Extracted data ▸
● ● ● ●
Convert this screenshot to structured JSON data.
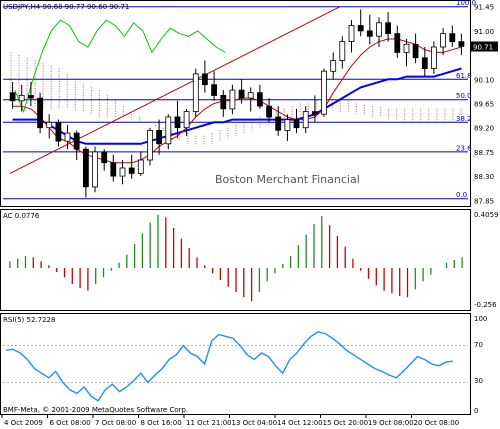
{
  "main": {
    "symbol_label": "USDJPY,H4  90.68 90.77 90.60 90.71",
    "price_ticks": [
      "91.45",
      "91.00",
      "90.10",
      "89.65",
      "89.20",
      "88.75",
      "88.30",
      "87.85"
    ],
    "price_range": [
      87.8,
      91.5
    ],
    "current_price": "90.71",
    "watermark": "Boston Merchant Financial",
    "fib_levels": [
      {
        "label": "100.0",
        "price": 91.45
      },
      {
        "label": "61.8",
        "price": 90.1
      },
      {
        "label": "50.0",
        "price": 89.72
      },
      {
        "label": "38.2",
        "price": 89.3
      },
      {
        "label": "23.6",
        "price": 88.75
      },
      {
        "label": "0.0",
        "price": 87.88
      }
    ]
  },
  "ac": {
    "label": "AC 0.0776",
    "ticks": [
      "0.4059",
      "-0.256"
    ],
    "range": [
      -0.3,
      0.42
    ]
  },
  "rsi": {
    "label": "RSI(5) 52.7228",
    "ticks": [
      "100",
      "70",
      "30",
      "0"
    ],
    "range": [
      0,
      100
    ]
  },
  "footer": {
    "copyright": "BMF-Meta, © 2001-2009 MetaQuotes Software Corp."
  },
  "time_axis": [
    "4 Oct 2009",
    "6 Oct 08:00",
    "7 Oct 08:00",
    "8 Oct 16:00",
    "11 Oct 21:00",
    "13 Oct 04:00",
    "14 Oct 12:00",
    "15 Oct 20:00",
    "19 Oct 08:00",
    "20 Oct 08:00"
  ],
  "colors": {
    "up": "#228b22",
    "down": "#cc0000",
    "kijun": "#0000ff",
    "tenkan": "#cc0000",
    "chikou": "#00cc00",
    "cloud": "#c08080",
    "fib": "#0000cc"
  },
  "chart_data": [
    {
      "type": "candlestick",
      "title": "USDJPY,H4",
      "ylim": [
        87.85,
        91.45
      ],
      "ohlc": [
        [
          89.85,
          90.05,
          89.55,
          89.7
        ],
        [
          89.7,
          90.0,
          89.5,
          89.8
        ],
        [
          89.8,
          90.05,
          89.6,
          89.75
        ],
        [
          89.75,
          89.85,
          89.1,
          89.2
        ],
        [
          89.2,
          89.45,
          89.0,
          89.3
        ],
        [
          89.3,
          89.35,
          88.85,
          88.95
        ],
        [
          88.95,
          89.25,
          88.8,
          89.1
        ],
        [
          89.1,
          89.15,
          88.6,
          88.8
        ],
        [
          88.8,
          88.85,
          87.9,
          88.1
        ],
        [
          88.1,
          88.85,
          88.0,
          88.75
        ],
        [
          88.75,
          88.8,
          88.4,
          88.55
        ],
        [
          88.55,
          88.7,
          88.2,
          88.3
        ],
        [
          88.3,
          88.6,
          88.15,
          88.45
        ],
        [
          88.45,
          88.7,
          88.25,
          88.35
        ],
        [
          88.35,
          88.75,
          88.3,
          88.6
        ],
        [
          88.6,
          89.2,
          88.5,
          89.15
        ],
        [
          89.15,
          89.35,
          88.7,
          88.9
        ],
        [
          88.9,
          89.45,
          88.8,
          89.4
        ],
        [
          89.4,
          89.7,
          89.0,
          89.2
        ],
        [
          89.2,
          89.55,
          89.05,
          89.5
        ],
        [
          89.5,
          90.3,
          89.4,
          90.2
        ],
        [
          90.2,
          90.45,
          89.85,
          90.0
        ],
        [
          90.0,
          90.25,
          89.7,
          89.8
        ],
        [
          89.8,
          89.9,
          89.4,
          89.55
        ],
        [
          89.55,
          90.0,
          89.45,
          89.9
        ],
        [
          89.9,
          90.1,
          89.65,
          89.75
        ],
        [
          89.75,
          89.95,
          89.5,
          89.85
        ],
        [
          89.85,
          90.0,
          89.55,
          89.6
        ],
        [
          89.6,
          89.75,
          89.3,
          89.4
        ],
        [
          89.4,
          89.6,
          89.05,
          89.15
        ],
        [
          89.15,
          89.45,
          88.95,
          89.35
        ],
        [
          89.35,
          89.55,
          89.1,
          89.2
        ],
        [
          89.2,
          89.6,
          89.1,
          89.5
        ],
        [
          89.5,
          89.8,
          89.3,
          89.45
        ],
        [
          89.45,
          90.3,
          89.4,
          90.25
        ],
        [
          90.25,
          90.6,
          90.1,
          90.45
        ],
        [
          90.45,
          90.9,
          90.3,
          90.8
        ],
        [
          90.8,
          91.2,
          90.6,
          91.1
        ],
        [
          91.1,
          91.4,
          90.9,
          91.0
        ],
        [
          91.0,
          91.3,
          90.75,
          90.9
        ],
        [
          90.9,
          91.25,
          90.7,
          91.15
        ],
        [
          91.15,
          91.35,
          90.8,
          90.95
        ],
        [
          90.95,
          91.1,
          90.5,
          90.6
        ],
        [
          90.6,
          90.85,
          90.35,
          90.75
        ],
        [
          90.75,
          90.95,
          90.4,
          90.5
        ],
        [
          90.5,
          90.7,
          90.15,
          90.3
        ],
        [
          90.3,
          90.8,
          90.2,
          90.7
        ],
        [
          90.7,
          91.05,
          90.55,
          90.95
        ],
        [
          90.95,
          91.1,
          90.7,
          90.8
        ],
        [
          90.8,
          90.95,
          90.55,
          90.71
        ]
      ],
      "series": [
        {
          "name": "Tenkan",
          "values": [
            89.6,
            89.6,
            89.55,
            89.4,
            89.2,
            89.0,
            88.95,
            88.8,
            88.7,
            88.65,
            88.6,
            88.55,
            88.55,
            88.55,
            88.6,
            88.7,
            88.85,
            88.95,
            89.05,
            89.2,
            89.4,
            89.55,
            89.65,
            89.7,
            89.7,
            89.75,
            89.75,
            89.7,
            89.6,
            89.5,
            89.4,
            89.35,
            89.35,
            89.4,
            89.55,
            89.85,
            90.1,
            90.35,
            90.55,
            90.7,
            90.8,
            90.85,
            90.85,
            90.8,
            90.75,
            90.65,
            90.6,
            90.6,
            90.65,
            90.7
          ]
        },
        {
          "name": "Kijun",
          "values": [
            89.35,
            89.35,
            89.35,
            89.35,
            89.25,
            89.15,
            89.05,
            88.95,
            88.9,
            88.9,
            88.9,
            88.9,
            88.9,
            88.9,
            88.9,
            88.95,
            89.0,
            89.05,
            89.1,
            89.15,
            89.2,
            89.25,
            89.3,
            89.3,
            89.35,
            89.35,
            89.35,
            89.35,
            89.35,
            89.35,
            89.35,
            89.35,
            89.4,
            89.45,
            89.55,
            89.65,
            89.75,
            89.85,
            89.95,
            90.0,
            90.05,
            90.1,
            90.1,
            90.15,
            90.15,
            90.15,
            90.15,
            90.2,
            90.25,
            90.3
          ]
        },
        {
          "name": "Chikou",
          "values": [
            89.9,
            89.5,
            90.1,
            90.6,
            91.0,
            91.2,
            91.1,
            90.8,
            90.7,
            91.0,
            91.2,
            91.1,
            90.9,
            91.15,
            91.0,
            90.6,
            90.85,
            91.05,
            90.95,
            90.9,
            91.0,
            90.85,
            90.7,
            90.6
          ]
        }
      ]
    },
    {
      "type": "bar",
      "title": "AC 0.0776",
      "ylim": [
        -0.256,
        0.4059
      ],
      "values": [
        0.05,
        0.07,
        0.09,
        0.08,
        0.05,
        0.02,
        -0.03,
        -0.07,
        -0.12,
        -0.15,
        -0.17,
        -0.12,
        -0.07,
        -0.02,
        0.04,
        0.1,
        0.18,
        0.26,
        0.34,
        0.4,
        0.38,
        0.3,
        0.22,
        0.15,
        0.08,
        0.02,
        -0.04,
        -0.09,
        -0.14,
        -0.18,
        -0.22,
        -0.25,
        -0.18,
        -0.1,
        -0.04,
        0.03,
        0.09,
        0.17,
        0.25,
        0.33,
        0.39,
        0.32,
        0.24,
        0.16,
        0.07,
        -0.02,
        -0.08,
        -0.13,
        -0.17,
        -0.19,
        -0.21,
        -0.22,
        -0.16,
        -0.1,
        -0.05,
        0.0,
        0.04,
        0.06,
        0.08
      ]
    },
    {
      "type": "line",
      "title": "RSI(5) 52.7228",
      "ylim": [
        0,
        100
      ],
      "series": [
        {
          "name": "RSI(5)",
          "values": [
            65,
            66,
            62,
            55,
            45,
            40,
            35,
            42,
            30,
            22,
            18,
            25,
            15,
            10,
            22,
            28,
            20,
            25,
            32,
            40,
            30,
            38,
            45,
            55,
            60,
            70,
            62,
            58,
            50,
            75,
            82,
            80,
            78,
            70,
            60,
            55,
            62,
            58,
            48,
            40,
            55,
            62,
            72,
            80,
            85,
            83,
            78,
            72,
            65,
            60,
            55,
            50,
            45,
            42,
            38,
            35,
            42,
            50,
            58,
            55,
            50,
            48,
            52,
            53
          ]
        }
      ]
    }
  ]
}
● ● ● ●
Direction ▸ Extract each line holding the string "type".

Exercise result ▸
      "type": "candlestick",
      "type": "bar",
      "type": "line",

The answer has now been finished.